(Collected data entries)

::::::

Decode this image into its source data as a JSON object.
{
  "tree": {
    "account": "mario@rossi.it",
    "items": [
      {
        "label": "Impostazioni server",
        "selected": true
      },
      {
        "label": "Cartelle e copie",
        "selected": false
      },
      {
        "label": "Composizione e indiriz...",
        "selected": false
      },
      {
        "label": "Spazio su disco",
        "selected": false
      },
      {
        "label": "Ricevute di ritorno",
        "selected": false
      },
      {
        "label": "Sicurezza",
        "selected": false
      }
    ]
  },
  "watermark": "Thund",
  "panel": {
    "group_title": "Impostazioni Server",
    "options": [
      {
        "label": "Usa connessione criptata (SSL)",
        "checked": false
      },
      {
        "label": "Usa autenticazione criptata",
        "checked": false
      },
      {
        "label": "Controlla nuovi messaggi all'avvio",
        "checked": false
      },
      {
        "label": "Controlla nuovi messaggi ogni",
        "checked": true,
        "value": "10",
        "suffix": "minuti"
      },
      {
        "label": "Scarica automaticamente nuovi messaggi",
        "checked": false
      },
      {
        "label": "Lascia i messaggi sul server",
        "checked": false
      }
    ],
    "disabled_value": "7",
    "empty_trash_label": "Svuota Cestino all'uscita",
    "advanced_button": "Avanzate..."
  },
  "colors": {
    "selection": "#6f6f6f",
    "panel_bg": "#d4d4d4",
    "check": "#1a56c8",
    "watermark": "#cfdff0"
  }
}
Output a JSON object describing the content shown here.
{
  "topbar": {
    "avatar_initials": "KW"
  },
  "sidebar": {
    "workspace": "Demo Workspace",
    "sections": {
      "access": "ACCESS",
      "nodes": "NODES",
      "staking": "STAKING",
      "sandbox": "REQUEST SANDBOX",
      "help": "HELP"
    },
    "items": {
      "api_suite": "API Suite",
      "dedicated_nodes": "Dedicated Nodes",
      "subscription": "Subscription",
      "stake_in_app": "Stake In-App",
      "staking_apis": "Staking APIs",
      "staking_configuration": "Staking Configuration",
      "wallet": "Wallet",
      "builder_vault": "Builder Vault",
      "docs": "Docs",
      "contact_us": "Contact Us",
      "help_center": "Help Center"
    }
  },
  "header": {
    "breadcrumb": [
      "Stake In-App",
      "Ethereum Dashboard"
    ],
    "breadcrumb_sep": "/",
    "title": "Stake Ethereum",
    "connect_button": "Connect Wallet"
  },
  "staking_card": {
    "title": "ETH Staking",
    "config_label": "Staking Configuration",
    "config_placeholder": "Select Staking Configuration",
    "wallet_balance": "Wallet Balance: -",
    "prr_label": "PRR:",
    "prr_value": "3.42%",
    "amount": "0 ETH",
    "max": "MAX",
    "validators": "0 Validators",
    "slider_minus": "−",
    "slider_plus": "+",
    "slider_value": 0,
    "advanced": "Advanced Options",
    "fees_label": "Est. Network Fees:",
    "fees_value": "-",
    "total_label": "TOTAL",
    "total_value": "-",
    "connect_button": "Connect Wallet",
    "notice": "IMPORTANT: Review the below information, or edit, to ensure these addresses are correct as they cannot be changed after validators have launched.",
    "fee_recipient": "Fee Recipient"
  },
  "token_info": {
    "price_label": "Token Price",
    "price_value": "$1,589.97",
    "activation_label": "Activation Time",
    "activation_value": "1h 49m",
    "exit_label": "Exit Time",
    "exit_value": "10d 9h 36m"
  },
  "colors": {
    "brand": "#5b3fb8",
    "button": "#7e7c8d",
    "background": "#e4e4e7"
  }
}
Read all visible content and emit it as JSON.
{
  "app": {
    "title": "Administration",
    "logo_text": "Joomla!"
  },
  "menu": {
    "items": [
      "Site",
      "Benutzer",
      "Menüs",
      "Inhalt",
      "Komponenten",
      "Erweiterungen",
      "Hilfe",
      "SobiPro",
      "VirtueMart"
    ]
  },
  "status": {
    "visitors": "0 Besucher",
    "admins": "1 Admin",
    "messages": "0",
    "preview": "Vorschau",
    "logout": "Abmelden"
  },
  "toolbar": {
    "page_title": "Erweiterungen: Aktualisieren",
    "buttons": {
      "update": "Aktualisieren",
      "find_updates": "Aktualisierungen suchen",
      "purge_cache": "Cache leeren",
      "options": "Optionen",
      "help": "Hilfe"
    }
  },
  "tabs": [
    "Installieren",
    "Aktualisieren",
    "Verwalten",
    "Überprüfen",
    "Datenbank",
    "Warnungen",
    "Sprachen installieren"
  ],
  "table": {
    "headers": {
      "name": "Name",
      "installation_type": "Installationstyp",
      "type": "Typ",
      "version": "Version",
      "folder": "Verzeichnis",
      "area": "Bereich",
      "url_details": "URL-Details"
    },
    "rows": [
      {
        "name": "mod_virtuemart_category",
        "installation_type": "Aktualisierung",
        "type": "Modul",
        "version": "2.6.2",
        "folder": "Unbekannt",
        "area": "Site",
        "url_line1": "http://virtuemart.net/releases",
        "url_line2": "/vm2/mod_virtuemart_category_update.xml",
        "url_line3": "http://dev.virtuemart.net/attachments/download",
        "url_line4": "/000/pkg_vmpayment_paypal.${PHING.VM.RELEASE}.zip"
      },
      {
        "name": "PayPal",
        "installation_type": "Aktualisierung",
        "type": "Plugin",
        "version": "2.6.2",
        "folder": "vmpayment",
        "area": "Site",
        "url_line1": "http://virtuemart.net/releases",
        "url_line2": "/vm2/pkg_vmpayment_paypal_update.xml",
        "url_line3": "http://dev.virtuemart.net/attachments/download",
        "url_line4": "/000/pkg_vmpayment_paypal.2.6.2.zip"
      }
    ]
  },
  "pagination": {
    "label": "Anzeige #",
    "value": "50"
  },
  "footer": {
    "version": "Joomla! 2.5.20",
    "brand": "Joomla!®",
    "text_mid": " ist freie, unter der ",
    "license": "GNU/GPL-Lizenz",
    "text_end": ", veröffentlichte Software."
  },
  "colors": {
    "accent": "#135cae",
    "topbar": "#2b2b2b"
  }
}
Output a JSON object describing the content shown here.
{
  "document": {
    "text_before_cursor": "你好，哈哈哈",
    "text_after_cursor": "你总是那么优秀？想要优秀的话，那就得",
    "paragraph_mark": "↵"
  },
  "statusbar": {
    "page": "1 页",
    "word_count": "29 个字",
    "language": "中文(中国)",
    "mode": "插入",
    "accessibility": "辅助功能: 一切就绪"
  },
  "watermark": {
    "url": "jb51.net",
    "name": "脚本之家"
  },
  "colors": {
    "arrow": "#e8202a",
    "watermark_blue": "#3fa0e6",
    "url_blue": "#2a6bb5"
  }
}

::::::

• **GOAL**
Search the data above for the string "Ethereum" and copy each line that has it.

• **SOLUTION**
      "Ethereum Dashboard"
    "title": "Stake Ethereum",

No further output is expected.